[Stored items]
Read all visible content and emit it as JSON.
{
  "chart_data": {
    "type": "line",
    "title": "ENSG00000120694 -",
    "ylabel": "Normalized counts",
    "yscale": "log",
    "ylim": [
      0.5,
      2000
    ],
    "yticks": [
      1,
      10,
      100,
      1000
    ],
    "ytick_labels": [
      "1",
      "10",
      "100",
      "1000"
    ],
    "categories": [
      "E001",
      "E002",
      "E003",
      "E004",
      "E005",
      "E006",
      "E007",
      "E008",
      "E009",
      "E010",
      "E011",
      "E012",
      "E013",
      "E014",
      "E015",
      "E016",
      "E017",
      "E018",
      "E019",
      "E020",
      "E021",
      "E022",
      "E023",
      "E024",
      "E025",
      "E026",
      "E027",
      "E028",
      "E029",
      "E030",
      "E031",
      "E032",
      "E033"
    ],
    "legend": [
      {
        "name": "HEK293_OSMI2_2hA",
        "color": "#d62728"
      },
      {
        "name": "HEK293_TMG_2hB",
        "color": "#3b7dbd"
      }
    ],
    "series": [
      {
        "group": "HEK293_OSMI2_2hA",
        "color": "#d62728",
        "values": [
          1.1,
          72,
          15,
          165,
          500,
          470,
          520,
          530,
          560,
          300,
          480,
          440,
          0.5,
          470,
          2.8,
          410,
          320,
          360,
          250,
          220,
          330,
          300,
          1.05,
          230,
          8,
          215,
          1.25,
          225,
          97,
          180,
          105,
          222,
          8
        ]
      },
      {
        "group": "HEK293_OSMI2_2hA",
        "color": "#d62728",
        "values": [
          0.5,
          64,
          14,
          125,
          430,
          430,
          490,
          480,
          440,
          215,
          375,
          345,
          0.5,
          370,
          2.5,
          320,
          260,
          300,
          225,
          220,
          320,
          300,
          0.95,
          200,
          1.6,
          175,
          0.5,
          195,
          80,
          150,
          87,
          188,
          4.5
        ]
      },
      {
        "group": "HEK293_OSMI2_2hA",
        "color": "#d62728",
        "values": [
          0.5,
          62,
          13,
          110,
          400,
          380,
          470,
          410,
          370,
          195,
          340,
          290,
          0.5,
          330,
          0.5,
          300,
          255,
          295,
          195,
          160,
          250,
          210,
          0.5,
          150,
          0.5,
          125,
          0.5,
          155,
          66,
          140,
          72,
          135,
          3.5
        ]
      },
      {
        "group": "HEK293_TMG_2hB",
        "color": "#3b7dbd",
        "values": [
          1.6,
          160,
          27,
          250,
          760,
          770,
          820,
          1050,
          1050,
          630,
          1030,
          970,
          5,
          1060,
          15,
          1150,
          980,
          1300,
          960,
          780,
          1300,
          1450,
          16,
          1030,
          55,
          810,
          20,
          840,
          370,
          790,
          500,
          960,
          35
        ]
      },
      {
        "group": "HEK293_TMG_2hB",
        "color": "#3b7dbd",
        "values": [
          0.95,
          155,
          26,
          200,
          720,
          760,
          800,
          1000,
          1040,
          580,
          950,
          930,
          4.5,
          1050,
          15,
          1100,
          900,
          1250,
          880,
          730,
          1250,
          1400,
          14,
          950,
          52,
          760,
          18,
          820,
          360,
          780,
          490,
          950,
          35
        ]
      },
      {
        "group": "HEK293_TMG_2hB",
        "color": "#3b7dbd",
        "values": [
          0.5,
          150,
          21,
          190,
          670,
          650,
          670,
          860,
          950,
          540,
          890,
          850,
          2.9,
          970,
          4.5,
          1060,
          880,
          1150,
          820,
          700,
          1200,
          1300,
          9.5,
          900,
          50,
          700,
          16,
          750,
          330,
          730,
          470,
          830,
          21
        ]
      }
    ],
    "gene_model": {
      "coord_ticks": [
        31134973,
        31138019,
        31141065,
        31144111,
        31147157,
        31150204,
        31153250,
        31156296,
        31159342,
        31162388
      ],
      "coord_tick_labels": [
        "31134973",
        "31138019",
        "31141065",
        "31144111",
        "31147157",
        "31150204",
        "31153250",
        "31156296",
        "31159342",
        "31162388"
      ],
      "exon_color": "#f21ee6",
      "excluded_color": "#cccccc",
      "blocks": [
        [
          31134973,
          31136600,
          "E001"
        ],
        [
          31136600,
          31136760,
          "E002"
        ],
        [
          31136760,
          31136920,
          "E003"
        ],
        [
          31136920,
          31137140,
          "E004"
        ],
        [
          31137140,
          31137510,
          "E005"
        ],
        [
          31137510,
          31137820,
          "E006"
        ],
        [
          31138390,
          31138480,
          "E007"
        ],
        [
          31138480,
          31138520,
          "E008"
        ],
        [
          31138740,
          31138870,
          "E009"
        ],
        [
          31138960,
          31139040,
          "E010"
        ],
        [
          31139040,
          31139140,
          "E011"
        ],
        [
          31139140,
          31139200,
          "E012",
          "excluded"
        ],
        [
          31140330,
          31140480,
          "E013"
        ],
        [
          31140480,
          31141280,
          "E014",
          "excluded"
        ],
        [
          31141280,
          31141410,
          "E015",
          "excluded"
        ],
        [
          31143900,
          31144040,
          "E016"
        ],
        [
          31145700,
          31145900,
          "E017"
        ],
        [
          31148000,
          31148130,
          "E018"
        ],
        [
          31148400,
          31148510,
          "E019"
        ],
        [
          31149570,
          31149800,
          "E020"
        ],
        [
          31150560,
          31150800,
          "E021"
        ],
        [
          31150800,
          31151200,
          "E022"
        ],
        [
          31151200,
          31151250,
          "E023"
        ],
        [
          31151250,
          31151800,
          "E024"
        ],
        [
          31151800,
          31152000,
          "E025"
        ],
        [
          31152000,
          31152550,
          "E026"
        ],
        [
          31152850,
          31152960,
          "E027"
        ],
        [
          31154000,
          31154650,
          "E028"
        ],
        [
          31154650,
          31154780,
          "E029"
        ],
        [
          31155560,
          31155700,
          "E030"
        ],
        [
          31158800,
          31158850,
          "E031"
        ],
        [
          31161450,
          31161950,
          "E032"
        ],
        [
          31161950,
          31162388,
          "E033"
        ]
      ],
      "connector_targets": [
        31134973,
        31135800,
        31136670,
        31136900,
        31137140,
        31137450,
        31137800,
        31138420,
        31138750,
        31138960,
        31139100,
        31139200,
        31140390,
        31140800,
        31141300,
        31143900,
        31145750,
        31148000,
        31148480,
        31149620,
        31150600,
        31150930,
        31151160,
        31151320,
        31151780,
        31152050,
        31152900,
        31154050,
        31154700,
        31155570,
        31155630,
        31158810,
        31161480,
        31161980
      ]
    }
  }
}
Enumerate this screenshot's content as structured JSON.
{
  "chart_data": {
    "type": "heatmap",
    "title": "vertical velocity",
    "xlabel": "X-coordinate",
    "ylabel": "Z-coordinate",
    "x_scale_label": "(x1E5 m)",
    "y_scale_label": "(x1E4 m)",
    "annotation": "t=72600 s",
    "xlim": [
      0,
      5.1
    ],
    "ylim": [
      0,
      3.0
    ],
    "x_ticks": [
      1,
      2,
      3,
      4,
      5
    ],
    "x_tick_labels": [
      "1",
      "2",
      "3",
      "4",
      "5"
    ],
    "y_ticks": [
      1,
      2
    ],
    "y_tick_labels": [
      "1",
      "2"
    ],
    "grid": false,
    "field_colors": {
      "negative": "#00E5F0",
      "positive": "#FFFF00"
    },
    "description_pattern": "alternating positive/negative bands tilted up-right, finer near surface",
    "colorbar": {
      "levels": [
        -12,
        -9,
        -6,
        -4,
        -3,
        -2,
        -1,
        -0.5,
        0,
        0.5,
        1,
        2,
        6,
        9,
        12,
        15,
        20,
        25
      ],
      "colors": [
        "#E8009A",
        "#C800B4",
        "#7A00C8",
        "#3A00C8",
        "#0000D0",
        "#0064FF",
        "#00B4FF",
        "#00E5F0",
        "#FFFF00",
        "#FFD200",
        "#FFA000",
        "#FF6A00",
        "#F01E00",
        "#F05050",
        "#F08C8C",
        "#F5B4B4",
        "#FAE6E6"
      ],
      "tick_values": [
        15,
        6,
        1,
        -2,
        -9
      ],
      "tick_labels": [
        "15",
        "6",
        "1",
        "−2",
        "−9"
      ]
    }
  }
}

Aim -> Find every line that holds "name" and copy it.

Correct output ->
        "name": "HEK293_OSMI2_2hA",
        "name": "HEK293_TMG_2hB",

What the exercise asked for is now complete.